# Exercise passage
=== Begin Enclosure ===
Vaz moved out of Goa at the age of 18 in early 1930s to pursue his English studies at the university level. As a young college student he admired the country's foremost leaders, Mahatma Gandhi and Pandit Jawaharlal Nehru. He was one of the thousands gathered at the Belgaum Congress Session of 1924. After Mahatma Gandhi's Assassination in 1948, Vaz visited Sabarmati Ashram at Ahmedabad and Sevagram near Nagpur. He also visited Nehru when he was imprisoned by the British rulers at the fort in Ahmednagar during India's freedom struggle.

===Writing===
Vaz first co-authored and edited the book titled "Yoga Today" with Dr. Jayadeva Yogendra of The Yoga Institute that was published in 1971. His next book was an adaption of classical yoga to christian spirituality titled "Maranatha Oriental Methods of Prayer and Meditation" which was first issued in 1990 by St. Pauls, Bandra, Bombay, and later in August 1994 by St. Pauls, Homebush, New South Wales, Australia. Three years later he published "Profiles of Eminent Goans, Past and Present" in 1997, a reprint version was released posthumously in the year 2016.

Vaz was also featured in a number of publications like Role of Religions in National Integration (1984), Your Health (1973), Dilip (1977), Religions and Man (1981), and Journal of Dharma (1982).

===Religious work===
Over the years Vaz conducted various courses in India, Italy, Germany and Portugal to showcase "conscious controlled breathing with a righteous inspiration can lead to a close affinity with God". For a period of ten years, from 1975 to 1985, he was involved in encouraging inter-religious understanding in Bombay and somewhere else in assistance with Rev. Aelred Pereira S.J. and Rev. Albert Nambiaparambil C.M.I.
=== End Enclosure ===
# What to produce
Copy word for word the part of the passage about Vaz that opens with the words "Vaz moved out" and closes with "India's freedom struggle.".

# Data extracts
=== Begin Enclosure ===
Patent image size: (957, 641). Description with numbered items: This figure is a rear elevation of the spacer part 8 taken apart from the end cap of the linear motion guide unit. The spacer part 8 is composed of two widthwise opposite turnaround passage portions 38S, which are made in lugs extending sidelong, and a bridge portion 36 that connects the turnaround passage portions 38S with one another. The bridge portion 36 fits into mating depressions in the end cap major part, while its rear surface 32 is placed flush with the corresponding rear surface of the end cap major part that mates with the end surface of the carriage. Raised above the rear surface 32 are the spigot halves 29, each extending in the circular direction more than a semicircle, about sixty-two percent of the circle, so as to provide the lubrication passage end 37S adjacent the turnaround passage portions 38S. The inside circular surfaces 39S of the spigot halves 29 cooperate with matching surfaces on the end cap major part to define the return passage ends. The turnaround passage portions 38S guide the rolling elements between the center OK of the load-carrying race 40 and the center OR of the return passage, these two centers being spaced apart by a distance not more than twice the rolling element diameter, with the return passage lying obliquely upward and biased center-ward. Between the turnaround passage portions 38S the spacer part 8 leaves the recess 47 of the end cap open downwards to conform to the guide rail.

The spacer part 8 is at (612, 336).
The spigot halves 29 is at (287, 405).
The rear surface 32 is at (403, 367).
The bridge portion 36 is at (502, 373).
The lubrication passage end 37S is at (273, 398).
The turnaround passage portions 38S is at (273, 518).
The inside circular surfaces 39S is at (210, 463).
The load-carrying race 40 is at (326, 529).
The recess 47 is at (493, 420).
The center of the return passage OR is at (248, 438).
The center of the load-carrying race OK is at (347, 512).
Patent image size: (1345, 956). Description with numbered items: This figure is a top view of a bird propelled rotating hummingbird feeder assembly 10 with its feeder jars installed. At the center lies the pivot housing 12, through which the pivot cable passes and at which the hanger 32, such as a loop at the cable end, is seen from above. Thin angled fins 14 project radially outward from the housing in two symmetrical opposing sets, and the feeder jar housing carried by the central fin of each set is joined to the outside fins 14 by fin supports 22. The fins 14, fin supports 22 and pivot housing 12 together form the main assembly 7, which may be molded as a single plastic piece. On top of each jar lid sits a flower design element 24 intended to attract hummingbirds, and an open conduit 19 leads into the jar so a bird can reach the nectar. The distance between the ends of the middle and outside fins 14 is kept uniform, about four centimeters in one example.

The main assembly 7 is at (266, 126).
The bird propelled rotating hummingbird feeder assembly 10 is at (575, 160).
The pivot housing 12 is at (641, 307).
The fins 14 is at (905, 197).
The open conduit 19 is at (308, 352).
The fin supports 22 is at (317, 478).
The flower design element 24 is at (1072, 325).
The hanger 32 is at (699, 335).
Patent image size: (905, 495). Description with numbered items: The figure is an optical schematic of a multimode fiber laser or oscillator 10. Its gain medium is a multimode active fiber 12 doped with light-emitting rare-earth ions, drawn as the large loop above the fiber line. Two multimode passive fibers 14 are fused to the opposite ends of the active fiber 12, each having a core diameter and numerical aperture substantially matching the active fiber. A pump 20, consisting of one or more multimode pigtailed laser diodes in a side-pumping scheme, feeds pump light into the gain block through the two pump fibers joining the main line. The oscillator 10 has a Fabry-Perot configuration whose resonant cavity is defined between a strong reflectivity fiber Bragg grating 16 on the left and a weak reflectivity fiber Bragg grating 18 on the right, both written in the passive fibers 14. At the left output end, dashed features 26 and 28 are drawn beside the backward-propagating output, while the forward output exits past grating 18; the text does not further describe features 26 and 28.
=== End Enclosure ===
# Answer for this exercise
Vaz moved out of Goa at the age of 18 in early 1930s to pursue his English studies at the university level. As a young college student he admired the country's foremost leaders, Mahatma Gandhi and Pandit Jawaharlal Nehru. He was one of the thousands gathered at the Belgaum Congress Session of 1924. After Mahatma Gandhi's Assassination in 1948, Vaz visited Sabarmati Ashram at Ahmedabad and Sevagram near Nagpur. He also visited Nehru when he was imprisoned by the British rulers at the fort in Ahmednagar during India's freedom struggle.